[START Exercise materials]

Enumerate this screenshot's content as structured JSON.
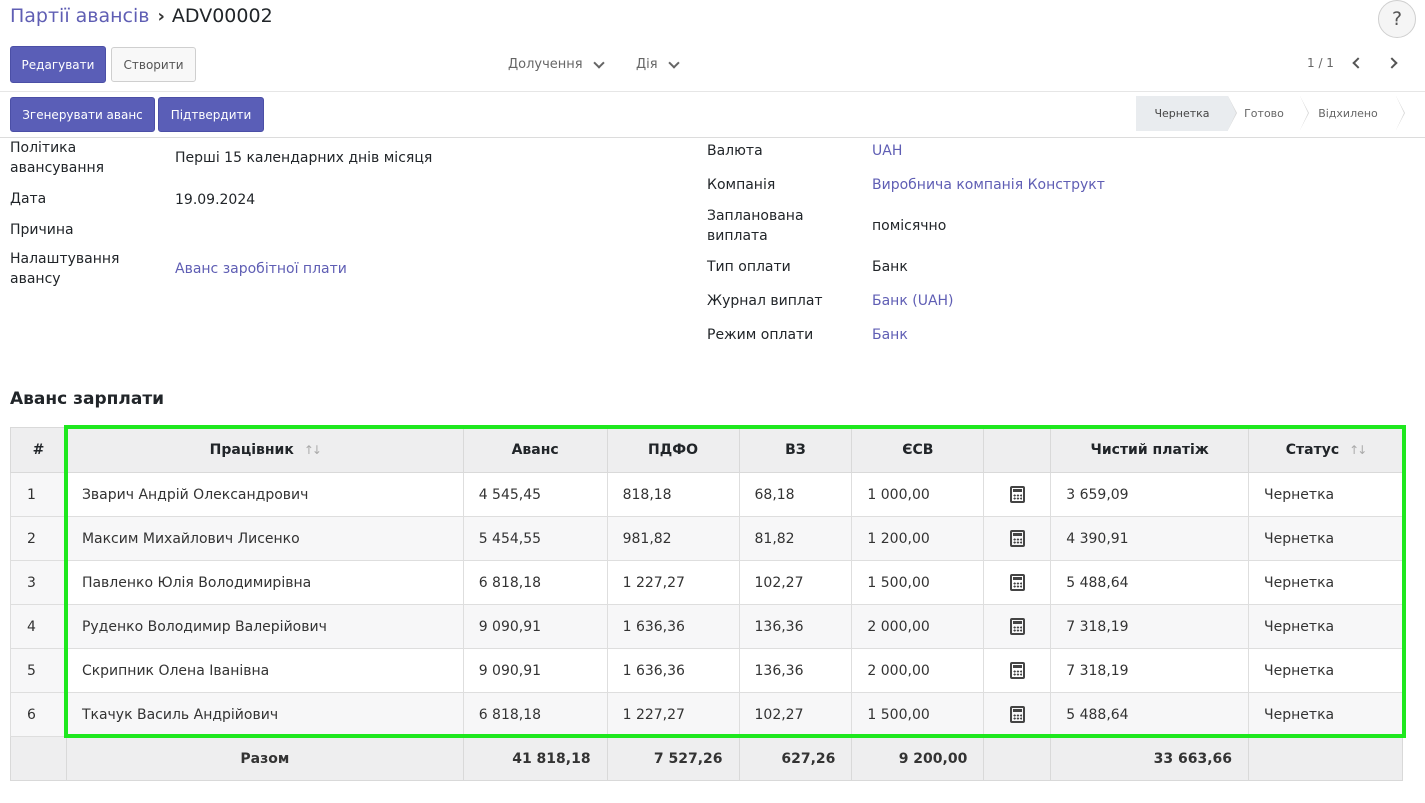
{
  "breadcrumb": {
    "parent": "Партії авансів",
    "separator": "›",
    "current": "ADV00002"
  },
  "help": {
    "label": "?"
  },
  "toolbar": {
    "edit": "Редагувати",
    "create": "Створити",
    "attach": "Долучення",
    "action": "Дія",
    "pager": "1 / 1"
  },
  "actions": {
    "generate": "Згенерувати аванс",
    "confirm": "Підтвердити"
  },
  "stages": [
    "Чернетка",
    "Готово",
    "Відхилено"
  ],
  "form_left": [
    {
      "label": "Політика авансування",
      "value": "Перші 15 календарних днів місяця",
      "link": false
    },
    {
      "label": "Дата",
      "value": "19.09.2024",
      "link": false
    },
    {
      "label": "Причина",
      "value": "",
      "link": false
    },
    {
      "label": "Налаштування авансу",
      "value": "Аванс заробітної плати",
      "link": true
    }
  ],
  "form_right": [
    {
      "label": "Валюта",
      "value": "UAH",
      "link": true
    },
    {
      "label": "Компанія",
      "value": "Виробнича компанія Конструкт",
      "link": true
    },
    {
      "label": "Запланована виплата",
      "value": "помісячно",
      "link": false
    },
    {
      "label": "Тип оплати",
      "value": "Банк",
      "link": false
    },
    {
      "label": "Журнал виплат",
      "value": "Банк (UAH)",
      "link": true
    },
    {
      "label": "Режим оплати",
      "value": "Банк",
      "link": true
    }
  ],
  "section_title": "Аванс зарплати",
  "table": {
    "headers": {
      "num": "#",
      "employee": "Працівник",
      "advance": "Аванс",
      "pdfo": "ПДФО",
      "vz": "ВЗ",
      "esv": "ЄСВ",
      "calc": "",
      "net": "Чистий платіж",
      "status": "Статус"
    },
    "sort_icon": "↑↓",
    "rows": [
      {
        "n": "1",
        "employee": "Зварич Андрій Олександрович",
        "advance": "4 545,45",
        "pdfo": "818,18",
        "vz": "68,18",
        "esv": "1 000,00",
        "net": "3 659,09",
        "status": "Чернетка"
      },
      {
        "n": "2",
        "employee": "Максим Михайлович Лисенко",
        "advance": "5 454,55",
        "pdfo": "981,82",
        "vz": "81,82",
        "esv": "1 200,00",
        "net": "4 390,91",
        "status": "Чернетка"
      },
      {
        "n": "3",
        "employee": "Павленко Юлія Володимирівна",
        "advance": "6 818,18",
        "pdfo": "1 227,27",
        "vz": "102,27",
        "esv": "1 500,00",
        "net": "5 488,64",
        "status": "Чернетка"
      },
      {
        "n": "4",
        "employee": "Руденко Володимир Валерійович",
        "advance": "9 090,91",
        "pdfo": "1 636,36",
        "vz": "136,36",
        "esv": "2 000,00",
        "net": "7 318,19",
        "status": "Чернетка"
      },
      {
        "n": "5",
        "employee": "Скрипник Олена Іванівна",
        "advance": "9 090,91",
        "pdfo": "1 636,36",
        "vz": "136,36",
        "esv": "2 000,00",
        "net": "7 318,19",
        "status": "Чернетка"
      },
      {
        "n": "6",
        "employee": "Ткачук Василь Андрійович",
        "advance": "6 818,18",
        "pdfo": "1 227,27",
        "vz": "102,27",
        "esv": "1 500,00",
        "net": "5 488,64",
        "status": "Чернетка"
      }
    ],
    "totals": {
      "label": "Разом",
      "advance": "41 818,18",
      "pdfo": "7 527,26",
      "vz": "627,26",
      "esv": "9 200,00",
      "net": "33 663,66"
    }
  },
  "colors": {
    "primary": "#5a5eb7",
    "link": "#5f5eb4",
    "highlight": "#1ee81e"
  }
}
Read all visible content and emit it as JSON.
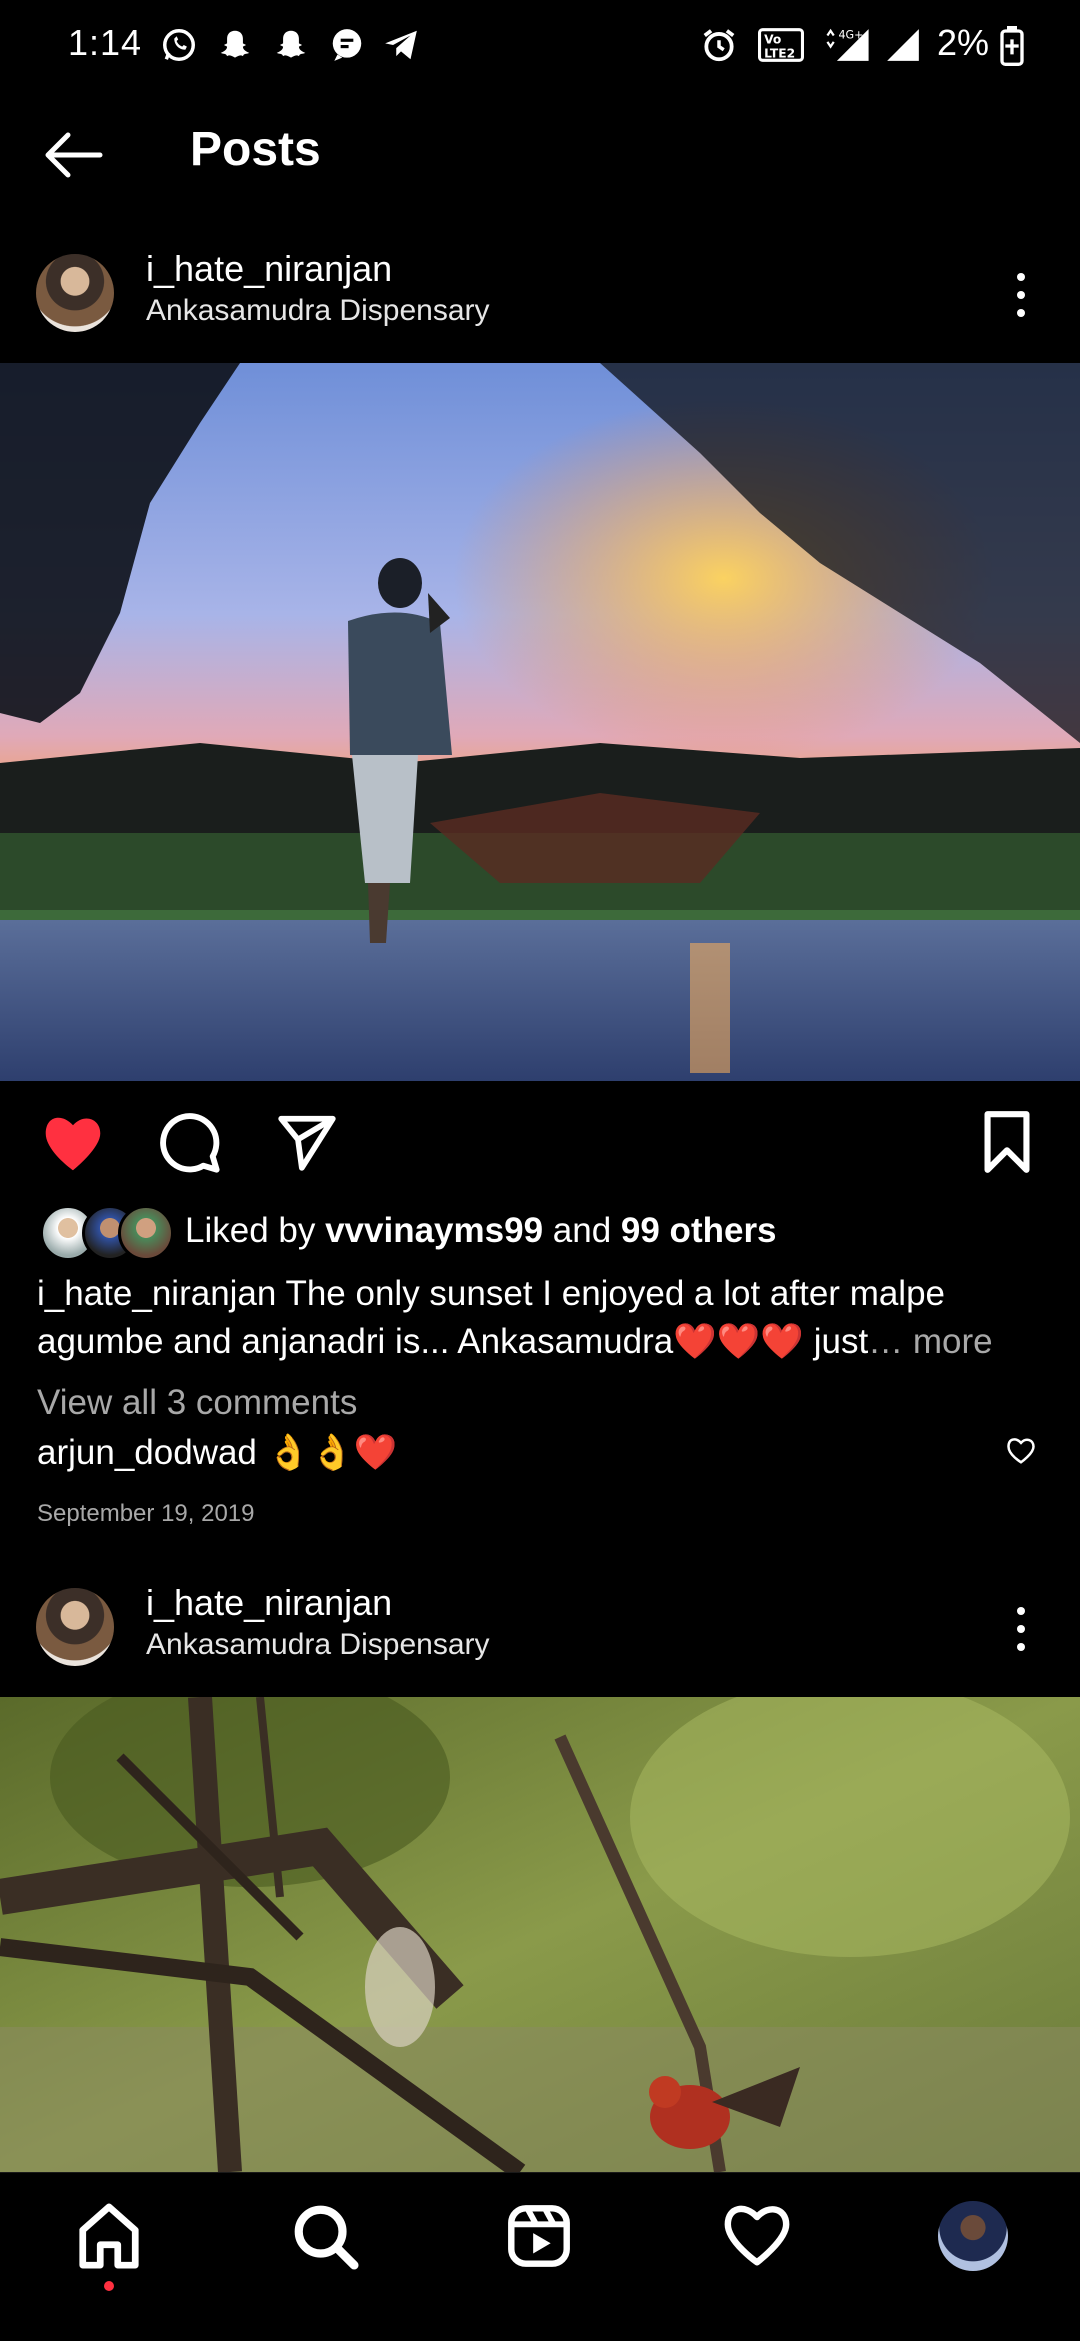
{
  "status_bar": {
    "time": "1:14",
    "battery_percent": "2%",
    "network": "4G+",
    "icons": [
      "whatsapp-icon",
      "snapchat-icon",
      "snapchat-icon",
      "messages-icon",
      "telegram-icon",
      "alarm-icon",
      "volte-icon",
      "signal-icon",
      "signal-icon",
      "battery-charging-icon"
    ]
  },
  "header": {
    "title": "Posts",
    "back_icon": "back-arrow-icon"
  },
  "posts": [
    {
      "username": "i_hate_niranjan",
      "location": "Ankasamudra Dispensary",
      "liked": true,
      "likes": {
        "prefix": "Liked by ",
        "user": "vvvinayms99",
        "middle": " and ",
        "others": "99 others"
      },
      "caption": {
        "username": "i_hate_niranjan",
        "text": " The only sunset I enjoyed a lot after malpe agumbe and anjanadri is... Ankasamudra❤️❤️❤️ just",
        "more": "… more"
      },
      "view_comments": "View all 3 comments",
      "comment": {
        "username": "arjun_dodwad",
        "text": " 👌👌❤️"
      },
      "date": "September 19, 2019"
    },
    {
      "username": "i_hate_niranjan",
      "location": "Ankasamudra Dispensary"
    }
  ],
  "colors": {
    "background": "#000000",
    "like_red": "#ff3040",
    "secondary_text": "#a8a8a8",
    "notification_dot": "#ff3040"
  },
  "bottom_nav": [
    "home-icon",
    "search-icon",
    "reels-icon",
    "activity-heart-icon",
    "profile-avatar"
  ]
}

[END Exercise materials]

» Given exercise
Each line holding "label" must be found and copied.

» Completed exercise
    "label": "?"
      "label": "Політика авансування",
      "label": "Дата",
      "label": "Причина",
      "label": "Налаштування авансу",
      "label": "Валюта",
      "label": "Компанія",
      "label": "Запланована виплата",
      "label": "Тип оплати",
      "label": "Журнал виплат",
      "label": "Режим оплати",
      "label": "Разом",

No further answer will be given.